Could you print every record below exactly as it appears?

start DATA EXCERPTS

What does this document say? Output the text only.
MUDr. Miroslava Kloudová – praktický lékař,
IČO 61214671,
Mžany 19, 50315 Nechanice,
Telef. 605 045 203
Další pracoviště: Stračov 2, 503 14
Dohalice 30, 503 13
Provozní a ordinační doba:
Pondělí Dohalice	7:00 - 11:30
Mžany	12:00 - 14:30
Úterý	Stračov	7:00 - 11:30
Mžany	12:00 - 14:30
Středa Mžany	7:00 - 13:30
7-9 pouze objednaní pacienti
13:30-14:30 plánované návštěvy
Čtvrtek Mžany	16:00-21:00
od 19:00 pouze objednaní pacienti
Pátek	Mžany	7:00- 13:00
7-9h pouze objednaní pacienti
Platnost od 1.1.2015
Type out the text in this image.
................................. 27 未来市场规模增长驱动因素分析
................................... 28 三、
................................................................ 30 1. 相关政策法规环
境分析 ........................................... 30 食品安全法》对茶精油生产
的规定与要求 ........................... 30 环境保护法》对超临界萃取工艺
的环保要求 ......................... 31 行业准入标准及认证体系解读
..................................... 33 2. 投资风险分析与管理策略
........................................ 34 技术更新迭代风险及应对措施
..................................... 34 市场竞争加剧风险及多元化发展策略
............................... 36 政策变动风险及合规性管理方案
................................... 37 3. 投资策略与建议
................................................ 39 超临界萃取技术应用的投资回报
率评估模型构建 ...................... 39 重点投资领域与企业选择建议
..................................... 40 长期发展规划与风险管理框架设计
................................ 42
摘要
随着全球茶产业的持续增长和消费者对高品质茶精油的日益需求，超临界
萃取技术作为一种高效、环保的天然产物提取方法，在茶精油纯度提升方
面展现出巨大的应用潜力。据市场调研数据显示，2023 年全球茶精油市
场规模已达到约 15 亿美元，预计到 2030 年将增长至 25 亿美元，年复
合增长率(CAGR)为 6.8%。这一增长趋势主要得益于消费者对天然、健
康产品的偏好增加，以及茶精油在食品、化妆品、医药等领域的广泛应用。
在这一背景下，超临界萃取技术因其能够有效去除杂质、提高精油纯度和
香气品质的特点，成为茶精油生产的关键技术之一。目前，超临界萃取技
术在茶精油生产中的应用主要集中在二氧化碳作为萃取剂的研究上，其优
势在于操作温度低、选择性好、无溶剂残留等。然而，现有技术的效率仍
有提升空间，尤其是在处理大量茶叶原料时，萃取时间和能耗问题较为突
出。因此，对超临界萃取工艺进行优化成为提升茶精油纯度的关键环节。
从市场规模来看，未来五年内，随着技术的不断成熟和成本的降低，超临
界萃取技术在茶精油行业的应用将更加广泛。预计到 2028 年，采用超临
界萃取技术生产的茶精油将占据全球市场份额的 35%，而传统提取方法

end DATA EXCERPTS

▸ FINISHED TASK
What does this document say? Output the text only.
MUDr. Miroslava Kloudová – praktický lékař,
IČO 61214671,
Mžany 19, 50315 Nechanice,
Telef. 605 045 203
Další pracoviště: Stračov 2, 503 14
Dohalice 30, 503 13
Provozní a ordinační doba:
Pondělí Dohalice	7:00 - 11:30
Mžany	12:00 - 14:30
Úterý	Stračov	7:00 - 11:30
Mžany	12:00 - 14:30
Středa Mžany	7:00 - 13:30
7-9 pouze objednaní pacienti
13:30-14:30 plánované návštěvy
Čtvrtek Mžany	16:00-21:00
od 19:00 pouze objednaní pacienti
Pátek	Mžany	7:00- 13:00
7-9h pouze objednaní pacienti
Platnost od 1.1.2015
Type out the text in this image.
................................. 27 未来市场规模增长驱动因素分析
................................... 28 三、
................................................................ 30 1. 相关政策法规环
境分析 ........................................... 30 食品安全法》对茶精油生产
的规定与要求 ........................... 30 环境保护法》对超临界萃取工艺
的环保要求 ......................... 31 行业准入标准及认证体系解读
..................................... 33 2. 投资风险分析与管理策略
........................................ 34 技术更新迭代风险及应对措施
..................................... 34 市场竞争加剧风险及多元化发展策略
............................... 36 政策变动风险及合规性管理方案
................................... 37 3. 投资策略与建议
................................................ 39 超临界萃取技术应用的投资回报
率评估模型构建 ...................... 39 重点投资领域与企业选择建议
..................................... 40 长期发展规划与风险管理框架设计
................................ 42
摘要
随着全球茶产业的持续增长和消费者对高品质茶精油的日益需求，超临界
萃取技术作为一种高效、环保的天然产物提取方法，在茶精油纯度提升方
面展现出巨大的应用潜力。据市场调研数据显示，2023 年全球茶精油市
场规模已达到约 15 亿美元，预计到 2030 年将增长至 25 亿美元，年复
合增长率(CAGR)为 6.8%。这一增长趋势主要得益于消费者对天然、健
康产品的偏好增加，以及茶精油在食品、化妆品、医药等领域的广泛应用。
在这一背景下，超临界萃取技术因其能够有效去除杂质、提高精油纯度和
香气品质的特点，成为茶精油生产的关键技术之一。目前，超临界萃取技
术在茶精油生产中的应用主要集中在二氧化碳作为萃取剂的研究上，其优
势在于操作温度低、选择性好、无溶剂残留等。然而，现有技术的效率仍
有提升空间，尤其是在处理大量茶叶原料时，萃取时间和能耗问题较为突
出。因此，对超临界萃取工艺进行优化成为提升茶精油纯度的关键环节。
从市场规模来看，未来五年内，随着技术的不断成熟和成本的降低，超临
界萃取技术在茶精油行业的应用将更加广泛。预计到 2028 年，采用超临
界萃取技术生产的茶精油将占据全球市场份额的 35%，而传统提取方法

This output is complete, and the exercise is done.